■ **TASK TO CARRY OUT**
Quote the data below in full, please, without altering anything.

Records from a collection of figures
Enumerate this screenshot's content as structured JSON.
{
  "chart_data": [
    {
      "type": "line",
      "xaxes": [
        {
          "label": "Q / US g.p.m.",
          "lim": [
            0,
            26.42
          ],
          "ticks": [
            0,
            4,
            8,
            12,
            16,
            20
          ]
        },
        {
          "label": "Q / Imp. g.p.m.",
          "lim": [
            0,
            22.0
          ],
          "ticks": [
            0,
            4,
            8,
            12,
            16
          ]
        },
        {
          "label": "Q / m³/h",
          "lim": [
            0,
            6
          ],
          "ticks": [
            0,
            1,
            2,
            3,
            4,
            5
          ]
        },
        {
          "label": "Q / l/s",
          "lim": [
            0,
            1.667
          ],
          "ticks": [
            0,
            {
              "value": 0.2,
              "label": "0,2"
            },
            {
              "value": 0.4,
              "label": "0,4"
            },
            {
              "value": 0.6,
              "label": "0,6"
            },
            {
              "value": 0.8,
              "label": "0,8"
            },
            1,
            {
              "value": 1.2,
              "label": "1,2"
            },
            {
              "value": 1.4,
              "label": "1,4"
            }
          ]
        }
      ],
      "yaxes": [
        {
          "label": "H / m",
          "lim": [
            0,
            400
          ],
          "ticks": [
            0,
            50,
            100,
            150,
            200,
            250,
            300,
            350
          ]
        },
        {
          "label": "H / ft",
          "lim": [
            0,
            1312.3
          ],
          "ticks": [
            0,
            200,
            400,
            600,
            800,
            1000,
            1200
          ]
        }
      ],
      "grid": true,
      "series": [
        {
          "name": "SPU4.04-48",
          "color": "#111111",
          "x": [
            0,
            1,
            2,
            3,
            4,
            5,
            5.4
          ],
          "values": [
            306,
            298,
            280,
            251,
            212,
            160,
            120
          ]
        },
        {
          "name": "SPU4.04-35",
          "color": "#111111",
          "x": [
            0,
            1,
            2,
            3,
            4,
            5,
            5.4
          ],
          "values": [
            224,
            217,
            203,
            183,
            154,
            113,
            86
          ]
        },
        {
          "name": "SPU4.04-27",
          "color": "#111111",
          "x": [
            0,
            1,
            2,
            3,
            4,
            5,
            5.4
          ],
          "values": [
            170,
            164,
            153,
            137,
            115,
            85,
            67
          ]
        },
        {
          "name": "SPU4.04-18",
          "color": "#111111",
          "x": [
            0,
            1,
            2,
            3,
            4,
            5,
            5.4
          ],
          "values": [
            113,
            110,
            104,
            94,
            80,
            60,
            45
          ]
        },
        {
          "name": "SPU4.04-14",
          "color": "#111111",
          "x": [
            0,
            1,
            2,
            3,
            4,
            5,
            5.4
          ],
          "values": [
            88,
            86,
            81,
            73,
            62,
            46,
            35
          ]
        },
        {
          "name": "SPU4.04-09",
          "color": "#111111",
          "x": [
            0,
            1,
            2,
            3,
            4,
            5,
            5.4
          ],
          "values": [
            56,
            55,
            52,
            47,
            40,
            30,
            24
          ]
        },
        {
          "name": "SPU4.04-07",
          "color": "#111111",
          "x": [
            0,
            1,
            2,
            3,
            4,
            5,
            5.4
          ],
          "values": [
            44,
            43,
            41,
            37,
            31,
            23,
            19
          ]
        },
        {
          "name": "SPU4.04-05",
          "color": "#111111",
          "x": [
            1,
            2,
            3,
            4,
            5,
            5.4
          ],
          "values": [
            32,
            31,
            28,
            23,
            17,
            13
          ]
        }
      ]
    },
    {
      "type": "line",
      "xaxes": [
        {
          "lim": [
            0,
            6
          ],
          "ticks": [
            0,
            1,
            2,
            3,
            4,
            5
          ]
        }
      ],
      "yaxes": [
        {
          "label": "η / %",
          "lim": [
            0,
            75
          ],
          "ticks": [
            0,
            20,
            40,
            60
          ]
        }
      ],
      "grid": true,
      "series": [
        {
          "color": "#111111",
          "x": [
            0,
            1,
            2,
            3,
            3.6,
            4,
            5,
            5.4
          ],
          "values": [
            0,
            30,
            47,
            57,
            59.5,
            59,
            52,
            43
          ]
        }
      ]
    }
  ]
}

■ **OUTPUT OF THE TASK**
Enumerate this screenshot's content as structured JSON.
{
  "chart_data": [
    {
      "type": "line",
      "xaxes": [
        {
          "label": "Q / US g.p.m.",
          "lim": [
            0,
            26.42
          ],
          "ticks": [
            0,
            4,
            8,
            12,
            16,
            20
          ]
        },
        {
          "label": "Q / Imp. g.p.m.",
          "lim": [
            0,
            22.0
          ],
          "ticks": [
            0,
            4,
            8,
            12,
            16
          ]
        },
        {
          "label": "Q / m³/h",
          "lim": [
            0,
            6
          ],
          "ticks": [
            0,
            1,
            2,
            3,
            4,
            5
          ]
        },
        {
          "label": "Q / l/s",
          "lim": [
            0,
            1.667
          ],
          "ticks": [
            0,
            {
              "value": 0.2,
              "label": "0,2"
            },
            {
              "value": 0.4,
              "label": "0,4"
            },
            {
              "value": 0.6,
              "label": "0,6"
            },
            {
              "value": 0.8,
              "label": "0,8"
            },
            1,
            {
              "value": 1.2,
              "label": "1,2"
            },
            {
              "value": 1.4,
              "label": "1,4"
            }
          ]
        }
      ],
      "yaxes": [
        {
          "label": "H / m",
          "lim": [
            0,
            400
          ],
          "ticks": [
            0,
            50,
            100,
            150,
            200,
            250,
            300,
            350
          ]
        },
        {
          "label": "H / ft",
          "lim": [
            0,
            1312.3
          ],
          "ticks": [
            0,
            200,
            400,
            600,
            800,
            1000,
            1200
          ]
        }
      ],
      "grid": true,
      "series": [
        {
          "name": "SPU4.04-48",
          "color": "#111111",
          "x": [
            0,
            1,
            2,
            3,
            4,
            5,
            5.4
          ],
          "values": [
            306,
            298,
            280,
            251,
            212,
            160,
            120
          ]
        },
        {
          "name": "SPU4.04-35",
          "color": "#111111",
          "x": [
            0,
            1,
            2,
            3,
            4,
            5,
            5.4
          ],
          "values": [
            224,
            217,
            203,
            183,
            154,
            113,
            86
          ]
        },
        {
          "name": "SPU4.04-27",
          "color": "#111111",
          "x": [
            0,
            1,
            2,
            3,
            4,
            5,
            5.4
          ],
          "values": [
            170,
            164,
            153,
            137,
            115,
            85,
            67
          ]
        },
        {
          "name": "SPU4.04-18",
          "color": "#111111",
          "x": [
            0,
            1,
            2,
            3,
            4,
            5,
            5.4
          ],
          "values": [
            113,
            110,
            104,
            94,
            80,
            60,
            45
          ]
        },
        {
          "name": "SPU4.04-14",
          "color": "#111111",
          "x": [
            0,
            1,
            2,
            3,
            4,
            5,
            5.4
          ],
          "values": [
            88,
            86,
            81,
            73,
            62,
            46,
            35
          ]
        },
        {
          "name": "SPU4.04-09",
          "color": "#111111",
          "x": [
            0,
            1,
            2,
            3,
            4,
            5,
            5.4
          ],
          "values": [
            56,
            55,
            52,
            47,
            40,
            30,
            24
          ]
        },
        {
          "name": "SPU4.04-07",
          "color": "#111111",
          "x": [
            0,
            1,
            2,
            3,
            4,
            5,
            5.4
          ],
          "values": [
            44,
            43,
            41,
            37,
            31,
            23,
            19
          ]
        },
        {
          "name": "SPU4.04-05",
          "color": "#111111",
          "x": [
            1,
            2,
            3,
            4,
            5,
            5.4
          ],
          "values": [
            32,
            31,
            28,
            23,
            17,
            13
          ]
        }
      ]
    },
    {
      "type": "line",
      "xaxes": [
        {
          "lim": [
            0,
            6
          ],
          "ticks": [
            0,
            1,
            2,
            3,
            4,
            5
          ]
        }
      ],
      "yaxes": [
        {
          "label": "η / %",
          "lim": [
            0,
            75
          ],
          "ticks": [
            0,
            20,
            40,
            60
          ]
        }
      ],
      "grid": true,
      "series": [
        {
          "color": "#111111",
          "x": [
            0,
            1,
            2,
            3,
            3.6,
            4,
            5,
            5.4
          ],
          "values": [
            0,
            30,
            47,
            57,
            59.5,
            59,
            52,
            43
          ]
        }
      ]
    }
  ]
}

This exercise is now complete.